[Exercise details]: Give the data again exactly as written, without any of its pictures.

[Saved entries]
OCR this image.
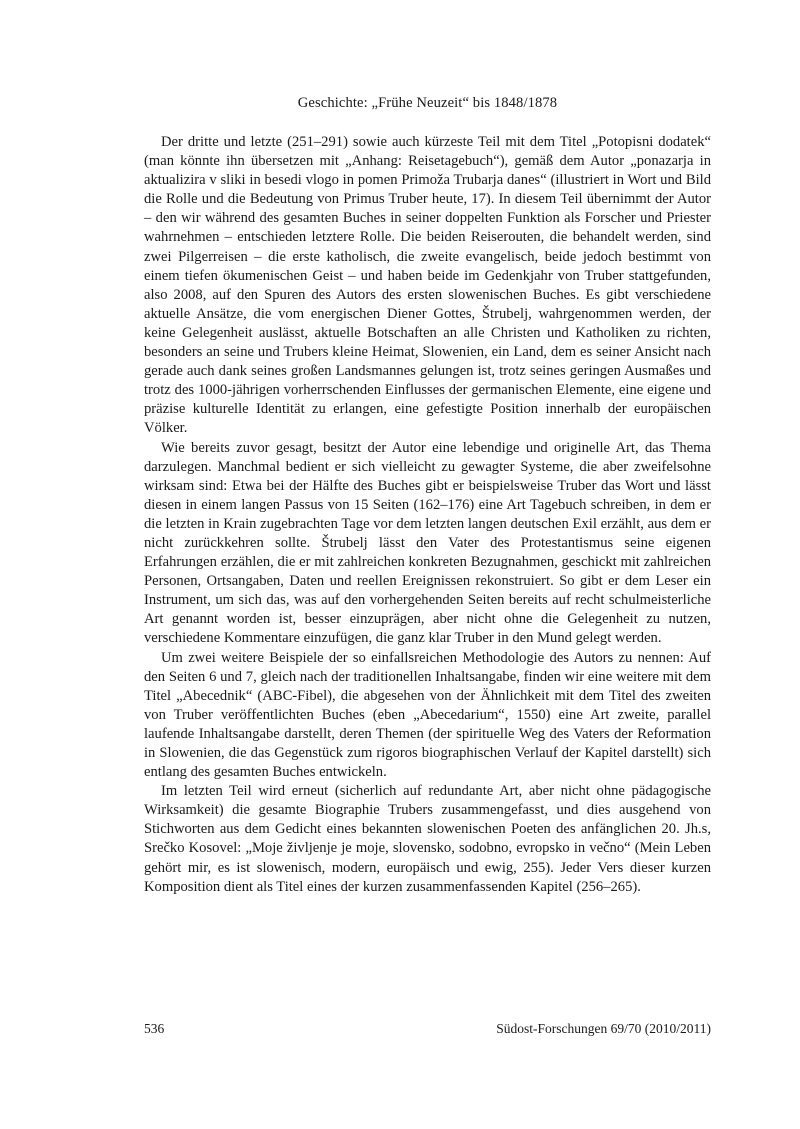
Geschichte: „Frühe Neuzeit“ bis 1848/1878

Der dritte und letzte (251–291) sowie auch kürzeste Teil mit dem Titel „Potopisni dodatek“ (man könnte ihn übersetzen mit „Anhang: Reisetagebuch“), gemäß dem Autor „ponazarja in aktualizira v sliki in besedi vlogo in pomen Primoža Trubarja danes“ (illustriert in Wort und Bild die Rolle und die Bedeutung von Primus Truber heute, 17). In diesem Teil übernimmt der Autor – den wir während des gesamten Buches in seiner doppelten Funktion als Forscher und Priester wahrnehmen – entschieden letztere Rolle. Die beiden Reiserouten, die behandelt werden, sind zwei Pilgerreisen – die erste katholisch, die zweite evangelisch, beide jedoch bestimmt von einem tiefen ökumenischen Geist – und haben beide im Gedenkjahr von Truber stattgefunden, also 2008, auf den Spuren des Autors des ersten slowenischen Buches. Es gibt verschiedene aktuelle Ansätze, die vom energischen Diener Gottes, Štrubelj, wahrgenommen werden, der keine Gelegenheit auslässt, aktuelle Botschaften an alle Christen und Katholiken zu richten, besonders an seine und Trubers kleine Heimat, Slowenien, ein Land, dem es seiner Ansicht nach gerade auch dank seines großen Landsmannes gelungen ist, trotz seines geringen Ausmaßes und trotz des 1000-jährigen vorherrschenden Einflusses der germanischen Elemente, eine eigene und präzise kulturelle Identität zu erlangen, eine gefestigte Position innerhalb der europäischen Völker.

Wie bereits zuvor gesagt, besitzt der Autor eine lebendige und originelle Art, das Thema darzulegen. Manchmal bedient er sich vielleicht zu gewagter Systeme, die aber zweifelsohne wirksam sind: Etwa bei der Hälfte des Buches gibt er beispielsweise Truber das Wort und lässt diesen in einem langen Passus von 15 Seiten (162–176) eine Art Tagebuch schreiben, in dem er die letzten in Krain zugebrachten Tage vor dem letzten langen deutschen Exil erzählt, aus dem er nicht zurückkehren sollte. Štrubelj lässt den Vater des Protestantismus seine eigenen Erfahrungen erzählen, die er mit zahlreichen konkreten Bezugnahmen, geschickt mit zahlreichen Personen, Ortsangaben, Daten und reellen Ereignissen rekonstruiert. So gibt er dem Leser ein Instrument, um sich das, was auf den vorhergehenden Seiten bereits auf recht schulmeisterliche Art genannt worden ist, besser einzuprägen, aber nicht ohne die Gelegenheit zu nutzen, verschiedene Kommentare einzufügen, die ganz klar Truber in den Mund gelegt werden.

Um zwei weitere Beispiele der so einfallsreichen Methodologie des Autors zu nennen: Auf den Seiten 6 und 7, gleich nach der traditionellen Inhaltsangabe, finden wir eine weitere mit dem Titel „Abecednik“ (ABC-Fibel), die abgesehen von der Ähnlichkeit mit dem Titel des zweiten von Truber veröffentlichten Buches (eben „Abecedarium“, 1550) eine Art zweite, parallel laufende Inhaltsangabe darstellt, deren Themen (der spirituelle Weg des Vaters der Reformation in Slowenien, die das Gegenstück zum rigoros biographischen Verlauf der Kapitel darstellt) sich entlang des gesamten Buches entwickeln.

Im letzten Teil wird erneut (sicherlich auf redundante Art, aber nicht ohne pädagogische Wirksamkeit) die gesamte Biographie Trubers zusammengefasst, und dies ausgehend von Stichworten aus dem Gedicht eines bekannten slowenischen Poeten des anfänglichen 20. Jh.s, Srečko Kosovel: „Moje življenje je moje, slovensko, sodobno, evropsko in večno“ (Mein Leben gehört mir, es ist slowenisch, modern, europäisch und ewig, 255). Jeder Vers dieser kurzen Komposition dient als Titel eines der kurzen zusammenfassenden Kapitel (256–265).

536	Südost-Forschungen 69/70 (2010/2011)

[Solution to the exercise]:
OCR this image.
Geschichte: „Frühe Neuzeit“ bis 1848/1878

Der dritte und letzte (251–291) sowie auch kürzeste Teil mit dem Titel „Potopisni dodatek“ (man könnte ihn übersetzen mit „Anhang: Reisetagebuch“), gemäß dem Autor „ponazarja in aktualizira v sliki in besedi vlogo in pomen Primoža Trubarja danes“ (illustriert in Wort und Bild die Rolle und die Bedeutung von Primus Truber heute, 17). In diesem Teil übernimmt der Autor – den wir während des gesamten Buches in seiner doppelten Funktion als Forscher und Priester wahrnehmen – entschieden letztere Rolle. Die beiden Reiserouten, die behandelt werden, sind zwei Pilgerreisen – die erste katholisch, die zweite evangelisch, beide jedoch bestimmt von einem tiefen ökumenischen Geist – und haben beide im Gedenkjahr von Truber stattgefunden, also 2008, auf den Spuren des Autors des ersten slowenischen Buches. Es gibt verschiedene aktuelle Ansätze, die vom energischen Diener Gottes, Štrubelj, wahrgenommen werden, der keine Gelegenheit auslässt, aktuelle Botschaften an alle Christen und Katholiken zu richten, besonders an seine und Trubers kleine Heimat, Slowenien, ein Land, dem es seiner Ansicht nach gerade auch dank seines großen Landsmannes gelungen ist, trotz seines geringen Ausmaßes und trotz des 1000-jährigen vorherrschenden Einflusses der germanischen Elemente, eine eigene und präzise kulturelle Identität zu erlangen, eine gefestigte Position innerhalb der europäischen Völker.

Wie bereits zuvor gesagt, besitzt der Autor eine lebendige und originelle Art, das Thema darzulegen. Manchmal bedient er sich vielleicht zu gewagter Systeme, die aber zweifelsohne wirksam sind: Etwa bei der Hälfte des Buches gibt er beispielsweise Truber das Wort und lässt diesen in einem langen Passus von 15 Seiten (162–176) eine Art Tagebuch schreiben, in dem er die letzten in Krain zugebrachten Tage vor dem letzten langen deutschen Exil erzählt, aus dem er nicht zurückkehren sollte. Štrubelj lässt den Vater des Protestantismus seine eigenen Erfahrungen erzählen, die er mit zahlreichen konkreten Bezugnahmen, geschickt mit zahlreichen Personen, Ortsangaben, Daten und reellen Ereignissen rekonstruiert. So gibt er dem Leser ein Instrument, um sich das, was auf den vorhergehenden Seiten bereits auf recht schulmeisterliche Art genannt worden ist, besser einzuprägen, aber nicht ohne die Gelegenheit zu nutzen, verschiedene Kommentare einzufügen, die ganz klar Truber in den Mund gelegt werden.

Um zwei weitere Beispiele der so einfallsreichen Methodologie des Autors zu nennen: Auf den Seiten 6 und 7, gleich nach der traditionellen Inhaltsangabe, finden wir eine weitere mit dem Titel „Abecednik“ (ABC-Fibel), die abgesehen von der Ähnlichkeit mit dem Titel des zweiten von Truber veröffentlichten Buches (eben „Abecedarium“, 1550) eine Art zweite, parallel laufende Inhaltsangabe darstellt, deren Themen (der spirituelle Weg des Vaters der Reformation in Slowenien, die das Gegenstück zum rigoros biographischen Verlauf der Kapitel darstellt) sich entlang des gesamten Buches entwickeln.

Im letzten Teil wird erneut (sicherlich auf redundante Art, aber nicht ohne pädagogische Wirksamkeit) die gesamte Biographie Trubers zusammengefasst, und dies ausgehend von Stichworten aus dem Gedicht eines bekannten slowenischen Poeten des anfänglichen 20. Jh.s, Srečko Kosovel: „Moje življenje je moje, slovensko, sodobno, evropsko in večno“ (Mein Leben gehört mir, es ist slowenisch, modern, europäisch und ewig, 255). Jeder Vers dieser kurzen Komposition dient als Titel eines der kurzen zusammenfassenden Kapitel (256–265).

536	Südost-Forschungen 69/70 (2010/2011)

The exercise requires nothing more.